**Dataset content:**

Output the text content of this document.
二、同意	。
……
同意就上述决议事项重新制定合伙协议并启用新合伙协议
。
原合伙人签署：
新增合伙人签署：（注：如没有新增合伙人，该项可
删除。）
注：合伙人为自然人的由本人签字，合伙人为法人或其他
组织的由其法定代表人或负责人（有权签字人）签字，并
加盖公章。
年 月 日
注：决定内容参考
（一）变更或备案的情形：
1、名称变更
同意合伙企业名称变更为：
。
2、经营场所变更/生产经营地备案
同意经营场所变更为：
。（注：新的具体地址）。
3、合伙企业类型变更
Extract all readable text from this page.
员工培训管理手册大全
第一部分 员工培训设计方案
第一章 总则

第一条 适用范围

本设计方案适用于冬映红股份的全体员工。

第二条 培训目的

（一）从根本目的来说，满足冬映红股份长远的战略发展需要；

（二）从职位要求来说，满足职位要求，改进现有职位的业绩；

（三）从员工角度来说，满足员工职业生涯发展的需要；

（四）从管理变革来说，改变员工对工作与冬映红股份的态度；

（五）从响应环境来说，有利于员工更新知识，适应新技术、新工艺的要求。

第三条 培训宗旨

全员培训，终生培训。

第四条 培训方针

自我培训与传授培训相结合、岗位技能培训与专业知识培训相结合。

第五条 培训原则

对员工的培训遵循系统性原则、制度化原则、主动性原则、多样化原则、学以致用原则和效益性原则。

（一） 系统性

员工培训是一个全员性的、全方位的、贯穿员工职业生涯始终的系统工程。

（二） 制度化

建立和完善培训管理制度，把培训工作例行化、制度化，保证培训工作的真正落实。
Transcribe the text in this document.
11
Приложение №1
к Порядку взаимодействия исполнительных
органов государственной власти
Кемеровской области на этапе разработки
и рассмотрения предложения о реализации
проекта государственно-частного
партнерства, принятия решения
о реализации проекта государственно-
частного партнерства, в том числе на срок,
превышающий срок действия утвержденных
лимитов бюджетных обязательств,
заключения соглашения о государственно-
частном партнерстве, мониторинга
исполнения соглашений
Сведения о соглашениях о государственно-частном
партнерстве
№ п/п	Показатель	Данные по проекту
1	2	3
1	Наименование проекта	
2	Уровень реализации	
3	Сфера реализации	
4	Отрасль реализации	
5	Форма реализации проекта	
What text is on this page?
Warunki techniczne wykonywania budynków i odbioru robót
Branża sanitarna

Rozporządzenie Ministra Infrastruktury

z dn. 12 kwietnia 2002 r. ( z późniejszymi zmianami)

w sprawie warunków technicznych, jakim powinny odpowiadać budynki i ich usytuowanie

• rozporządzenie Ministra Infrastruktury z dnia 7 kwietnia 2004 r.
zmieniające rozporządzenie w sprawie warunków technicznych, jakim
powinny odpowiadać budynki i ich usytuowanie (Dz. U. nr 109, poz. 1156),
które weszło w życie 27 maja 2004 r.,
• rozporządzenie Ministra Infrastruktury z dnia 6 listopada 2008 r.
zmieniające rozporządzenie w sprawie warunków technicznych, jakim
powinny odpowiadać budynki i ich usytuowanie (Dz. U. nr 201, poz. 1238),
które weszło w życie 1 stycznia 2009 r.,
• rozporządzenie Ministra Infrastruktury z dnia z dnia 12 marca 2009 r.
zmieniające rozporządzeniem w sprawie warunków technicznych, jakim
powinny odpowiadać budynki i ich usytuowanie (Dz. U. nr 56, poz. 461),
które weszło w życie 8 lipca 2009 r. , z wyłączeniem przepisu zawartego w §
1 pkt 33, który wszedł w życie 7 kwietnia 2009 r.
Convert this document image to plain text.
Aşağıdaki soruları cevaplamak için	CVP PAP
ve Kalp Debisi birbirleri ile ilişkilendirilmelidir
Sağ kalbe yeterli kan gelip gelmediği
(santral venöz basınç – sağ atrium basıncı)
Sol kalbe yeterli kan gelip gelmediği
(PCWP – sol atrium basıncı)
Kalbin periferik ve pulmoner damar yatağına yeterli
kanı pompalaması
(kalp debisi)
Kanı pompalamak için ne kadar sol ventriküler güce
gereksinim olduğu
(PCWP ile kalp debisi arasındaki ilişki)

**What is needed:** Your task is to output the full set of records exactly as presented.

**Answer in full:**
Output the text content of this document.
二、同意	。
……
同意就上述决议事项重新制定合伙协议并启用新合伙协议
。
原合伙人签署：
新增合伙人签署：（注：如没有新增合伙人，该项可
删除。）
注：合伙人为自然人的由本人签字，合伙人为法人或其他
组织的由其法定代表人或负责人（有权签字人）签字，并
加盖公章。
年 月 日
注：决定内容参考
（一）变更或备案的情形：
1、名称变更
同意合伙企业名称变更为：
。
2、经营场所变更/生产经营地备案
同意经营场所变更为：
。（注：新的具体地址）。
3、合伙企业类型变更
Extract all readable text from this page.
员工培训管理手册大全
第一部分 员工培训设计方案
第一章 总则

第一条 适用范围

本设计方案适用于冬映红股份的全体员工。

第二条 培训目的

（一）从根本目的来说，满足冬映红股份长远的战略发展需要；

（二）从职位要求来说，满足职位要求，改进现有职位的业绩；

（三）从员工角度来说，满足员工职业生涯发展的需要；

（四）从管理变革来说，改变员工对工作与冬映红股份的态度；

（五）从响应环境来说，有利于员工更新知识，适应新技术、新工艺的要求。

第三条 培训宗旨

全员培训，终生培训。

第四条 培训方针

自我培训与传授培训相结合、岗位技能培训与专业知识培训相结合。

第五条 培训原则

对员工的培训遵循系统性原则、制度化原则、主动性原则、多样化原则、学以致用原则和效益性原则。

（一） 系统性

员工培训是一个全员性的、全方位的、贯穿员工职业生涯始终的系统工程。

（二） 制度化

建立和完善培训管理制度，把培训工作例行化、制度化，保证培训工作的真正落实。
Transcribe the text in this document.
11
Приложение №1
к Порядку взаимодействия исполнительных
органов государственной власти
Кемеровской области на этапе разработки
и рассмотрения предложения о реализации
проекта государственно-частного
партнерства, принятия решения
о реализации проекта государственно-
частного партнерства, в том числе на срок,
превышающий срок действия утвержденных
лимитов бюджетных обязательств,
заключения соглашения о государственно-
частном партнерстве, мониторинга
исполнения соглашений
Сведения о соглашениях о государственно-частном
партнерстве
№ п/п	Показатель	Данные по проекту
1	2	3
1	Наименование проекта	
2	Уровень реализации	
3	Сфера реализации	
4	Отрасль реализации	
5	Форма реализации проекта	
What text is on this page?
Warunki techniczne wykonywania budynków i odbioru robót
Branża sanitarna

Rozporządzenie Ministra Infrastruktury

z dn. 12 kwietnia 2002 r. ( z późniejszymi zmianami)

w sprawie warunków technicznych, jakim powinny odpowiadać budynki i ich usytuowanie

• rozporządzenie Ministra Infrastruktury z dnia 7 kwietnia 2004 r.
zmieniające rozporządzenie w sprawie warunków technicznych, jakim
powinny odpowiadać budynki i ich usytuowanie (Dz. U. nr 109, poz. 1156),
które weszło w życie 27 maja 2004 r.,
• rozporządzenie Ministra Infrastruktury z dnia 6 listopada 2008 r.
zmieniające rozporządzenie w sprawie warunków technicznych, jakim
powinny odpowiadać budynki i ich usytuowanie (Dz. U. nr 201, poz. 1238),
które weszło w życie 1 stycznia 2009 r.,
• rozporządzenie Ministra Infrastruktury z dnia z dnia 12 marca 2009 r.
zmieniające rozporządzeniem w sprawie warunków technicznych, jakim
powinny odpowiadać budynki i ich usytuowanie (Dz. U. nr 56, poz. 461),
które weszło w życie 8 lipca 2009 r. , z wyłączeniem przepisu zawartego w §
1 pkt 33, który wszedł w życie 7 kwietnia 2009 r.
Convert this document image to plain text.
Aşağıdaki soruları cevaplamak için	CVP PAP
ve Kalp Debisi birbirleri ile ilişkilendirilmelidir
Sağ kalbe yeterli kan gelip gelmediği
(santral venöz basınç – sağ atrium basıncı)
Sol kalbe yeterli kan gelip gelmediği
(PCWP – sol atrium basıncı)
Kalbin periferik ve pulmoner damar yatağına yeterli
kanı pompalaması
(kalp debisi)
Kanı pompalamak için ne kadar sol ventriküler güce
gereksinim olduğu
(PCWP ile kalp debisi arasındaki ilişki)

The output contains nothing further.